▸ **Source text**:
That I guess takes me to the second part of this which is the perception of "lawyer discontent."  It seems like there's a massive perception that a huge percentage of lawyers are unhappy with their work, or maybe just unhappy.  There's reason to question that as statistically invalid, but before we do, why would that perception, which Justice Sotomayor was naively attempting to address, exist?

Part of that may be the flooding of the market that's still going on, as law schools are still disgorging graduates at levels above that which the econmy can absorb, and those who are finding work in some regions are now finding it well below their economic expectation.  That raises several issues.

One is that people who entered law school with a focus on money are going to normally be disappointed.  The law just doesn't pay what people think it does.  Indeed, none of the professions actually do.  Law schools are to partially to blame here for not disabusing their students of this notion.  The first thing any new student should hear, from the law school, is that if you don't want to do the job for a wage in the lower to middle, middle class, you better look for something else.  That doesn't mean that a person should hope for more, and if they do the work, receive more, but starting out at $100,000 per year is not really that common in the real world.

▸ **Dataset section**:
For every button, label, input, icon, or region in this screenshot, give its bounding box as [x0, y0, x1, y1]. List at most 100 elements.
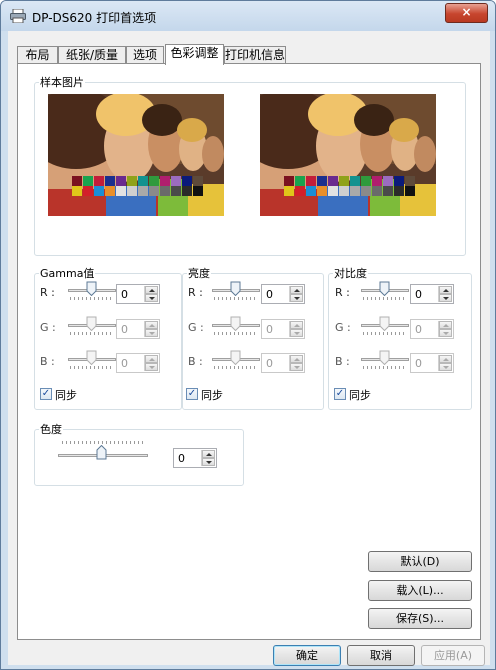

▸ **List of tasks**:
a) Edit the passage on lawyer discontent, beginning at the words "Part of that" and stopping after "raises several issues.", with "graduates" changed to "new lawyers".
b) In the passage on lawyer discontent, what starting salary is described as not really that common in the real world?
c) Write the next part of the passage on lawyer discontent.
The lines have no connection to the passage on lawyer discontent.

▸ **Results by task**:
a)
Part of that may be the flooding of the market that's still going on, as law schools are still disgorging new lawyers at levels above that which the econmy can absorb, and those who are finding work in some regions are now finding it well below their economic expectation.  That raises several issues.

b) $100,000 per year

c)
The ABA deserves to be criticized here too as its bizarrely focused on the wages that are made at "big law" and it goes on and on about it.  Big law is a freakish anomaly having little to do with what most lawyers actually do.  Sure, some students enter "big law" upon graduation, but most do not.  The focus on it leads to the mistaken concept that those who don't enter it are some sort of failure, which is absurd.  But if that's the expectation that exist on the part of the ABA, that's also going to be the expectation of at least some of those entering law school too.  If you review the various forums for disgruntled law students out there, there seem to be a fair number who actually believed that.  That's just crazy.  Indeed, there's a lot of commentary that if a person has gone to a "tier one" law school, they're just doomed, which is nonsense in many areas.  I don't know any lawyer who has graduated from a "tier one" law school, including any of the judges, state or federal, that I practice in front of.  Indeed, I think darned near every judge I can think of around here graduated from the same state law school that I did, something I wish the law school would keep in mind as it shifts away from a focus on the state.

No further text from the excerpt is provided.